**Exercise:**
Write out all of the data without omission, exactly as shown.
* * * * * * * * *
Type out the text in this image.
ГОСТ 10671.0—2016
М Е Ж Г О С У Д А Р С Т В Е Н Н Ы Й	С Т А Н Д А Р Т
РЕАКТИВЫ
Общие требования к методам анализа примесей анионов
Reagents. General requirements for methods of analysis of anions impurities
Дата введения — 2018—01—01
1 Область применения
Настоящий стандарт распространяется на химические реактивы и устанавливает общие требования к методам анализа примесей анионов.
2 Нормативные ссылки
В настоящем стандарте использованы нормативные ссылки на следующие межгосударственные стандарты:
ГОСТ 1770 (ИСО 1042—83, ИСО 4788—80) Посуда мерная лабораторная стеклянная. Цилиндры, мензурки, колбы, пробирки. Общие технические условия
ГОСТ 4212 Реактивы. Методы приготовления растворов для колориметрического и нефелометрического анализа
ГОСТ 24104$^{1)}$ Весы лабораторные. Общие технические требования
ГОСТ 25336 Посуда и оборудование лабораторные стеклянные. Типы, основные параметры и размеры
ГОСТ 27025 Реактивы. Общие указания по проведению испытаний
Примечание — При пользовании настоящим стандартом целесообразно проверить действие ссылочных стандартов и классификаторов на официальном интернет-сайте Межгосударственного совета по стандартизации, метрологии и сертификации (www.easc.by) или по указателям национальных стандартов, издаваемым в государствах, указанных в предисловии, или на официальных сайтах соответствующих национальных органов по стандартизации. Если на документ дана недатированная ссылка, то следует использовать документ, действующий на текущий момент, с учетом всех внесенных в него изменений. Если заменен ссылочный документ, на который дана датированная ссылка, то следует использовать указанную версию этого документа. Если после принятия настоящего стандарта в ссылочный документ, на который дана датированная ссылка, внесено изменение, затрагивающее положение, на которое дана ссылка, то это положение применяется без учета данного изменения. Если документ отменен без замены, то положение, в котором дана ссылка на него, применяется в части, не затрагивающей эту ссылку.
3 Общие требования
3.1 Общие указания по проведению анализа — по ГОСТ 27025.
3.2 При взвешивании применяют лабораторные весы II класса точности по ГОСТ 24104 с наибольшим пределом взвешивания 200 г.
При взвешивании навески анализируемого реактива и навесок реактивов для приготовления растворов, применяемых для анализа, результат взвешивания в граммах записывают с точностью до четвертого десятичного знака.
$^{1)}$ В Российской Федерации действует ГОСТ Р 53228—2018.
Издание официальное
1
* * * * * * * * *
**Task solution:**
Type out the text in this image.
ГОСТ 10671.0—2016
М Е Ж Г О С У Д А Р С Т В Е Н Н Ы Й	С Т А Н Д А Р Т
РЕАКТИВЫ
Общие требования к методам анализа примесей анионов
Reagents. General requirements for methods of analysis of anions impurities
Дата введения — 2018—01—01
1 Область применения
Настоящий стандарт распространяется на химические реактивы и устанавливает общие требования к методам анализа примесей анионов.
2 Нормативные ссылки
В настоящем стандарте использованы нормативные ссылки на следующие межгосударственные стандарты:
ГОСТ 1770 (ИСО 1042—83, ИСО 4788—80) Посуда мерная лабораторная стеклянная. Цилиндры, мензурки, колбы, пробирки. Общие технические условия
ГОСТ 4212 Реактивы. Методы приготовления растворов для колориметрического и нефелометрического анализа
ГОСТ 24104$^{1)}$ Весы лабораторные. Общие технические требования
ГОСТ 25336 Посуда и оборудование лабораторные стеклянные. Типы, основные параметры и размеры
ГОСТ 27025 Реактивы. Общие указания по проведению испытаний
Примечание — При пользовании настоящим стандартом целесообразно проверить действие ссылочных стандартов и классификаторов на официальном интернет-сайте Межгосударственного совета по стандартизации, метрологии и сертификации (www.easc.by) или по указателям национальных стандартов, издаваемым в государствах, указанных в предисловии, или на официальных сайтах соответствующих национальных органов по стандартизации. Если на документ дана недатированная ссылка, то следует использовать документ, действующий на текущий момент, с учетом всех внесенных в него изменений. Если заменен ссылочный документ, на который дана датированная ссылка, то следует использовать указанную версию этого документа. Если после принятия настоящего стандарта в ссылочный документ, на который дана датированная ссылка, внесено изменение, затрагивающее положение, на которое дана ссылка, то это положение применяется без учета данного изменения. Если документ отменен без замены, то положение, в котором дана ссылка на него, применяется в части, не затрагивающей эту ссылку.
3 Общие требования
3.1 Общие указания по проведению анализа — по ГОСТ 27025.
3.2 При взвешивании применяют лабораторные весы II класса точности по ГОСТ 24104 с наибольшим пределом взвешивания 200 г.
При взвешивании навески анализируемого реактива и навесок реактивов для приготовления растворов, применяемых для анализа, результат взвешивания в граммах записывают с точностью до четвертого десятичного знака.
$^{1)}$ В Российской Федерации действует ГОСТ Р 53228—2018.
Издание официальное
1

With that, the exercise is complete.